• [Task goal]: Each entry below is to be written out exactly, and the pictures are to be left out.

• [Extracted material]:
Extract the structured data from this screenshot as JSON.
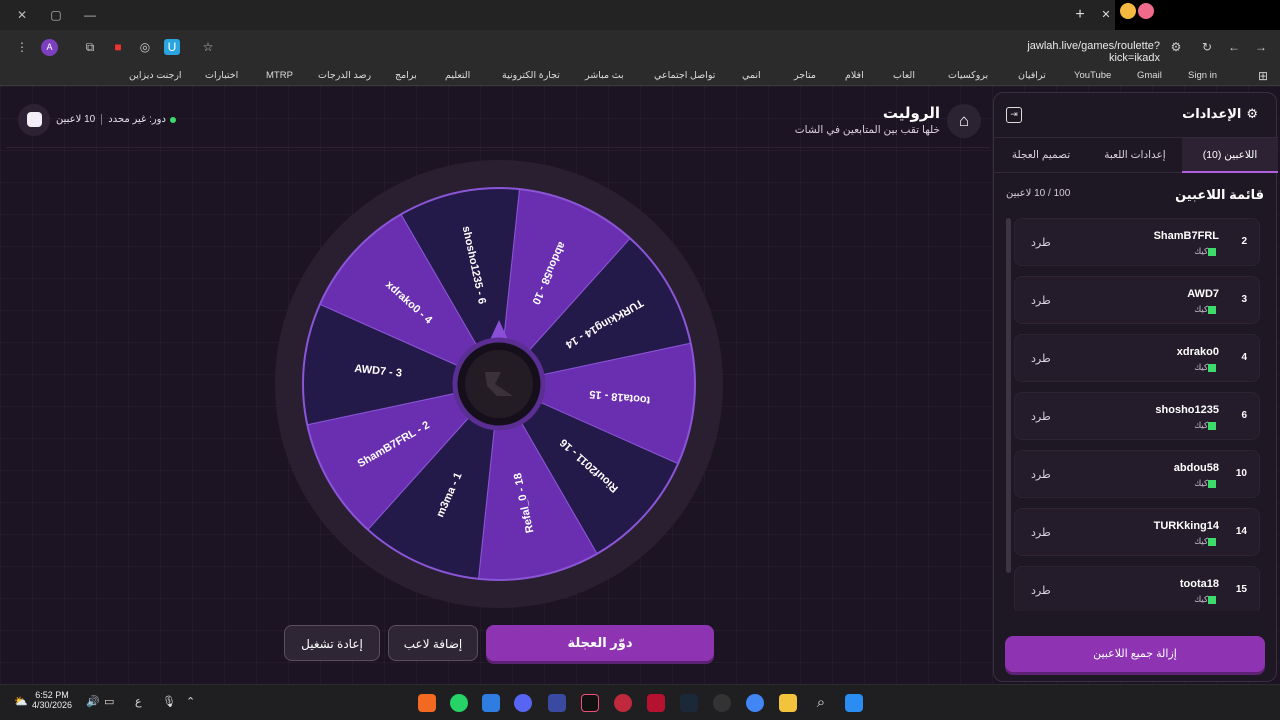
{
  "browser": {
    "url": "jawlah.live/games/roulette?kick=ikadx",
    "bookmarks": [
      "Sign in",
      "Gmail",
      "YouTube",
      "ترافيان",
      "بروكسيات",
      "العاب",
      "افلام",
      "متاجر",
      "انمي",
      "تواصل اجتماعي",
      "بث مباشر",
      "تجارة الكترونية",
      "التعليم",
      "برامج",
      "رصد الدرجات",
      "MTRP",
      "اختبارات",
      "ارجنت ديزاين"
    ],
    "profile_initial": "A"
  },
  "header": {
    "title": "الروليت",
    "subtitle": "خلها تقب بين المتابعين في الشات",
    "players_online": "10 لاعبين",
    "turn": "دور: غير محدد"
  },
  "wheel": {
    "segments": [
      {
        "label": "abdou58 - 10",
        "shade": "light"
      },
      {
        "label": "TURKking14 - 14",
        "shade": "dark"
      },
      {
        "label": "toota18 - 15",
        "shade": "light"
      },
      {
        "label": "Riouf2011 - 16",
        "shade": "dark"
      },
      {
        "label": "Refal_0 - 18",
        "shade": "light"
      },
      {
        "label": "m3ma - 1",
        "shade": "dark"
      },
      {
        "label": "ShamB7FRL - 2",
        "shade": "light"
      },
      {
        "label": "AWD7 - 3",
        "shade": "dark"
      },
      {
        "label": "xdrako0 - 4",
        "shade": "light"
      },
      {
        "label": "shosho1235 - 6",
        "shade": "dark"
      }
    ],
    "colors": {
      "light": "#6a2fb0",
      "dark": "#231a4a",
      "ring": "#2a1f31"
    }
  },
  "actions": {
    "spin": "دوّر العجلة",
    "add_player": "إضافة لاعب",
    "restart": "إعادة تشغيل"
  },
  "settings": {
    "title": "الإعدادات",
    "tabs": [
      "اللاعبين (10)",
      "إعدادات اللعبة",
      "تصميم العجلة"
    ],
    "list_title": "قائمة اللاعبين",
    "list_count": "100 / 10 لاعبين",
    "players": [
      {
        "num": "2",
        "name": "ShamB7FRL",
        "source": "كيك",
        "action": "طرد"
      },
      {
        "num": "3",
        "name": "AWD7",
        "source": "كيك",
        "action": "طرد"
      },
      {
        "num": "4",
        "name": "xdrako0",
        "source": "كيك",
        "action": "طرد"
      },
      {
        "num": "6",
        "name": "shosho1235",
        "source": "كيك",
        "action": "طرد"
      },
      {
        "num": "10",
        "name": "abdou58",
        "source": "كيك",
        "action": "طرد"
      },
      {
        "num": "14",
        "name": "TURKking14",
        "source": "كيك",
        "action": "طرد"
      },
      {
        "num": "15",
        "name": "toota18",
        "source": "كيك",
        "action": "طرد"
      }
    ],
    "clear_all": "إزالة جميع اللاعبين"
  },
  "taskbar": {
    "time": "6:52 PM",
    "date": "4/30/2026",
    "lang": "ع"
  }
}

• [Correct answer]:
Extract the structured data from this screenshot as JSON.
{
  "browser": {
    "url": "jawlah.live/games/roulette?kick=ikadx",
    "bookmarks": [
      "Sign in",
      "Gmail",
      "YouTube",
      "ترافيان",
      "بروكسيات",
      "العاب",
      "افلام",
      "متاجر",
      "انمي",
      "تواصل اجتماعي",
      "بث مباشر",
      "تجارة الكترونية",
      "التعليم",
      "برامج",
      "رصد الدرجات",
      "MTRP",
      "اختبارات",
      "ارجنت ديزاين"
    ],
    "profile_initial": "A"
  },
  "header": {
    "title": "الروليت",
    "subtitle": "خلها تقب بين المتابعين في الشات",
    "players_online": "10 لاعبين",
    "turn": "دور: غير محدد"
  },
  "wheel": {
    "segments": [
      {
        "label": "abdou58 - 10",
        "shade": "light"
      },
      {
        "label": "TURKking14 - 14",
        "shade": "dark"
      },
      {
        "label": "toota18 - 15",
        "shade": "light"
      },
      {
        "label": "Riouf2011 - 16",
        "shade": "dark"
      },
      {
        "label": "Refal_0 - 18",
        "shade": "light"
      },
      {
        "label": "m3ma - 1",
        "shade": "dark"
      },
      {
        "label": "ShamB7FRL - 2",
        "shade": "light"
      },
      {
        "label": "AWD7 - 3",
        "shade": "dark"
      },
      {
        "label": "xdrako0 - 4",
        "shade": "light"
      },
      {
        "label": "shosho1235 - 6",
        "shade": "dark"
      }
    ],
    "colors": {
      "light": "#6a2fb0",
      "dark": "#231a4a",
      "ring": "#2a1f31"
    }
  },
  "actions": {
    "spin": "دوّر العجلة",
    "add_player": "إضافة لاعب",
    "restart": "إعادة تشغيل"
  },
  "settings": {
    "title": "الإعدادات",
    "tabs": [
      "اللاعبين (10)",
      "إعدادات اللعبة",
      "تصميم العجلة"
    ],
    "list_title": "قائمة اللاعبين",
    "list_count": "100 / 10 لاعبين",
    "players": [
      {
        "num": "2",
        "name": "ShamB7FRL",
        "source": "كيك",
        "action": "طرد"
      },
      {
        "num": "3",
        "name": "AWD7",
        "source": "كيك",
        "action": "طرد"
      },
      {
        "num": "4",
        "name": "xdrako0",
        "source": "كيك",
        "action": "طرد"
      },
      {
        "num": "6",
        "name": "shosho1235",
        "source": "كيك",
        "action": "طرد"
      },
      {
        "num": "10",
        "name": "abdou58",
        "source": "كيك",
        "action": "طرد"
      },
      {
        "num": "14",
        "name": "TURKking14",
        "source": "كيك",
        "action": "طرد"
      },
      {
        "num": "15",
        "name": "toota18",
        "source": "كيك",
        "action": "طرد"
      }
    ],
    "clear_all": "إزالة جميع اللاعبين"
  },
  "taskbar": {
    "time": "6:52 PM",
    "date": "4/30/2026",
    "lang": "ع"
  }
}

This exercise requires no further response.